*** Input

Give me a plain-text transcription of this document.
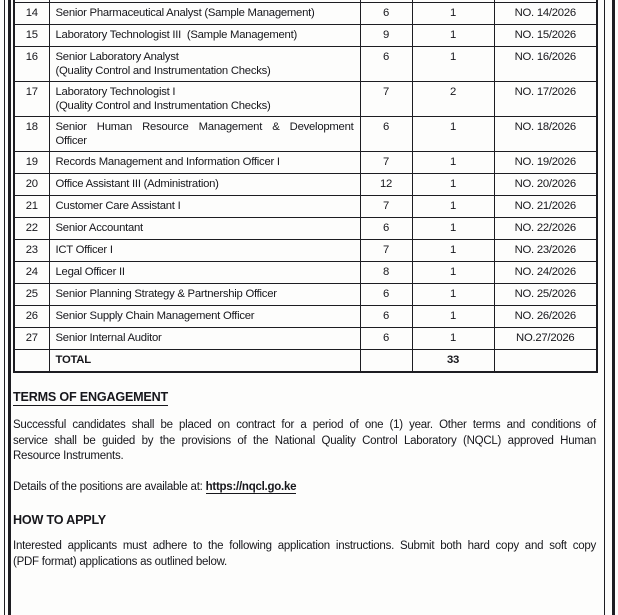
14	Senior Pharmaceutical Analyst (Sample Management)	6	1	NO. 14/2026
15	Laboratory Technologist III  (Sample Management)	9	1	NO. 15/2026
16	Senior Laboratory Analyst
(Quality Control and Instrumentation Checks)	6	1	NO. 16/2026
17	Laboratory Technologist I
(Quality Control and Instrumentation Checks)	7	2	NO. 17/2026
18	Senior Human Resource Management & Development
Officer	6	1	NO. 18/2026
19	Records Management and Information Officer I	7	1	NO. 19/2026
20	Office Assistant III (Administration)	12	1	NO. 20/2026
21	Customer Care Assistant I	7	1	NO. 21/2026
22	Senior Accountant	6	1	NO. 22/2026
23	ICT Officer I	7	1	NO. 23/2026
24	Legal Officer II	8	1	NO. 24/2026
25	Senior Planning Strategy & Partnership Officer	6	1	NO. 25/2026
26	Senior Supply Chain Management Officer	6	1	NO. 26/2026
27	Senior Internal Auditor	6	1	NO.27/2026
	TOTAL		33	
TERMS OF ENGAGEMENT
Successful candidates shall be placed on contract for a period of one (1) year. Other terms and conditions of
service shall be guided by the provisions of the National Quality Control Laboratory (NQCL) approved Human
Resource Instruments.
Details of the positions are available at: https://nqcl.go.ke
HOW TO APPLY
Interested applicants must adhere to the following application instructions. Submit both hard copy and soft copy
(PDF format) applications as outlined below.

******

__Do this__: Scan the lines for the string "Assistant". Pick out every line that has it.

__Result of the task__:
20	Office Assistant III (Administration)	12	1	NO. 20/2026
21	Customer Care Assistant I	7	1	NO. 21/2026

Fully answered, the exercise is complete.